## DESCRIPTION OF THE TASK
Please return every line in the following data that includes the string "besvär".

## RECORDS SHOWN
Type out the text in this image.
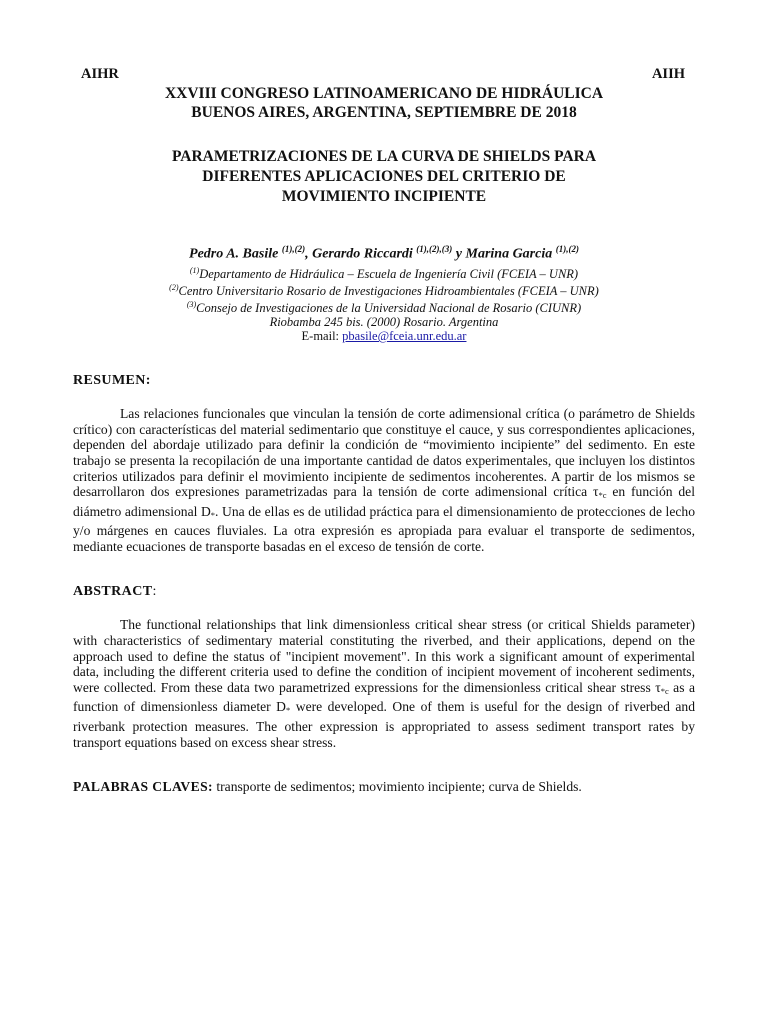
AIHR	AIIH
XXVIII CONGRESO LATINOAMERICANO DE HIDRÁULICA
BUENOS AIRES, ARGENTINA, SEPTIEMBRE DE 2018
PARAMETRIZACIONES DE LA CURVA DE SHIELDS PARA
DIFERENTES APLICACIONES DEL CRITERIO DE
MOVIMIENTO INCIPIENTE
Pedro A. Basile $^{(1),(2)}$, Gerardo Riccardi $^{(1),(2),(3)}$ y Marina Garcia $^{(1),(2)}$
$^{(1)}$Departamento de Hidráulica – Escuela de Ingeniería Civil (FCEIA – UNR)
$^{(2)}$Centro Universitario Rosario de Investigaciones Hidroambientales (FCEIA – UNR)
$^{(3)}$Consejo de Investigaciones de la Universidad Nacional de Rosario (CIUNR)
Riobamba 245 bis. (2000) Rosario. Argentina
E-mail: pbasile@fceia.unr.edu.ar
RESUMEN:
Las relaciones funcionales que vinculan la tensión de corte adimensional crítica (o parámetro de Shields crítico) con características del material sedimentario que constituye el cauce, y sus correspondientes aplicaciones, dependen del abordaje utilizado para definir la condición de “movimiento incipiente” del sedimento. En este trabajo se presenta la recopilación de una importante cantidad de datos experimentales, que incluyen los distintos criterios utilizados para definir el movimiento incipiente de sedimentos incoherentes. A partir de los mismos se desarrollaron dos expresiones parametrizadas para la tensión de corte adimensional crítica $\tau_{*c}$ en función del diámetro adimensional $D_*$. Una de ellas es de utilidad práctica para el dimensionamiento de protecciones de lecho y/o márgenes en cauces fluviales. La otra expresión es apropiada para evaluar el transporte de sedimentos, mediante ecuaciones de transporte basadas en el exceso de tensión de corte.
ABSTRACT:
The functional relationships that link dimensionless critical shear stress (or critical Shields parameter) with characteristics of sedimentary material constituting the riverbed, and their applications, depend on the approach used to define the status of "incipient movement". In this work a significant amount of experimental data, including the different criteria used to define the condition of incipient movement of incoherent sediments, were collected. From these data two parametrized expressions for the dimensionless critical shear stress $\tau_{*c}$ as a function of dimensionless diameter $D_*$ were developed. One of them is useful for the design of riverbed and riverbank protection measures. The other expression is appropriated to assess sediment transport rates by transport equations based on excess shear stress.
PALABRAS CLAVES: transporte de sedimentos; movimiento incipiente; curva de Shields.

==

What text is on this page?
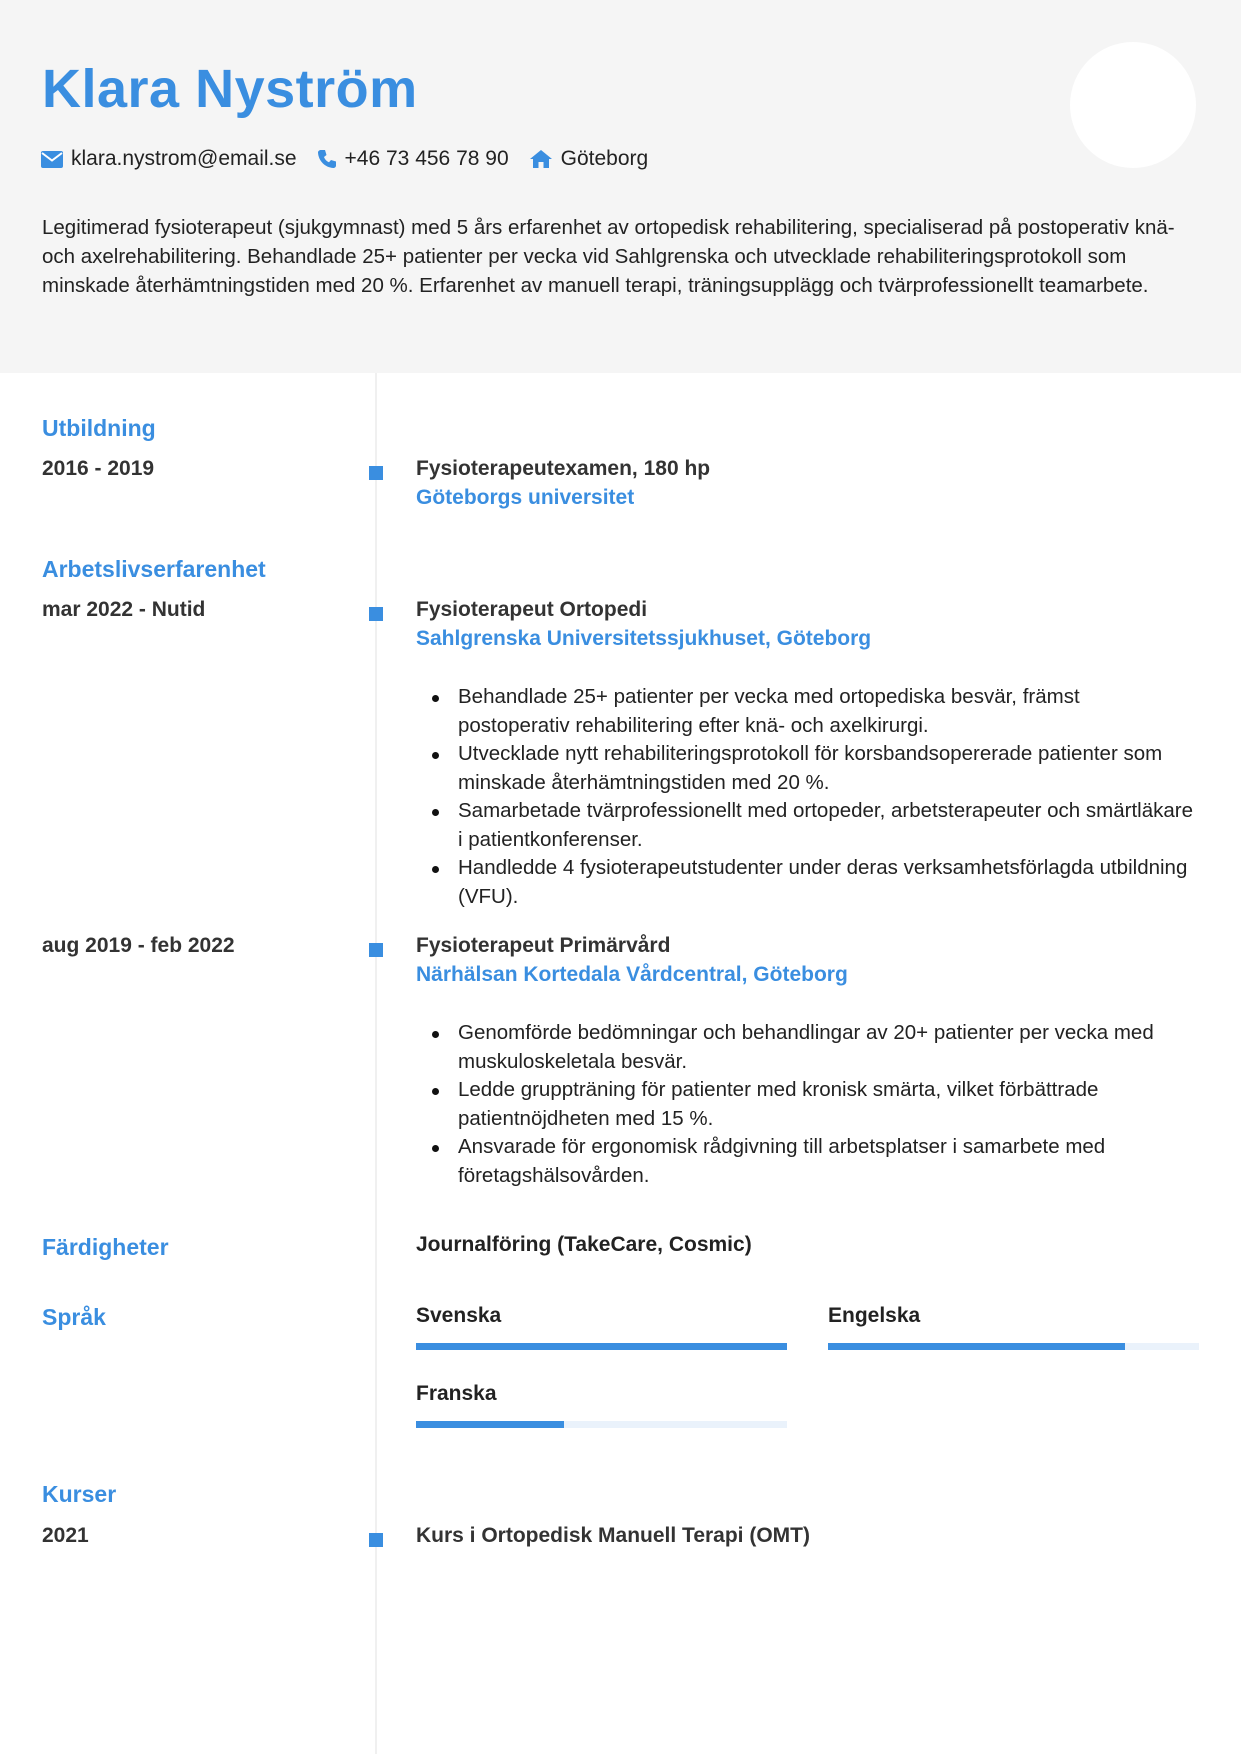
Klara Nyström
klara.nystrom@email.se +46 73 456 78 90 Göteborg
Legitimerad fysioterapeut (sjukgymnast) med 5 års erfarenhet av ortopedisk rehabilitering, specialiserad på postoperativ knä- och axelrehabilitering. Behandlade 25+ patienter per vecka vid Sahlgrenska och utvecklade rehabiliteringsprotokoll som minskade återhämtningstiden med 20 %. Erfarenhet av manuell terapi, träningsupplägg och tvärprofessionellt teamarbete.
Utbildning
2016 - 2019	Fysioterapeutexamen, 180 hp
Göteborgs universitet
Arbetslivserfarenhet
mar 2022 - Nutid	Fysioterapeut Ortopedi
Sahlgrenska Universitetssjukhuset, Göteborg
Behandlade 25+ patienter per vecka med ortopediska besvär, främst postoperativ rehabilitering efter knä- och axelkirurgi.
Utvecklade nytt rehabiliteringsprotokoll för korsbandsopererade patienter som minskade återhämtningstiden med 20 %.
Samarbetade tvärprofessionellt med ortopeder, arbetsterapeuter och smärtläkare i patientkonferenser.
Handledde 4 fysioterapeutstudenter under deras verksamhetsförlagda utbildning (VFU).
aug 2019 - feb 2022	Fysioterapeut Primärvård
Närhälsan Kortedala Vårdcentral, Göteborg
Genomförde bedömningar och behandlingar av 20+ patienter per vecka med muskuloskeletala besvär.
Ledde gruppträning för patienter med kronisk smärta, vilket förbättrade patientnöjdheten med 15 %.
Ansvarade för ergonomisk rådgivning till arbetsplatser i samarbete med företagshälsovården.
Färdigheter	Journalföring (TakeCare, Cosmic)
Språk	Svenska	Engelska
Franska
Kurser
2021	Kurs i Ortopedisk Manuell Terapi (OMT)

## COMPLETED EXERCISE
Behandlade 25+ patienter per vecka med ortopediska besvär, främst postoperativ rehabilitering efter knä- och axelkirurgi.
Genomförde bedömningar och behandlingar av 20+ patienter per vecka med muskuloskeletala besvär.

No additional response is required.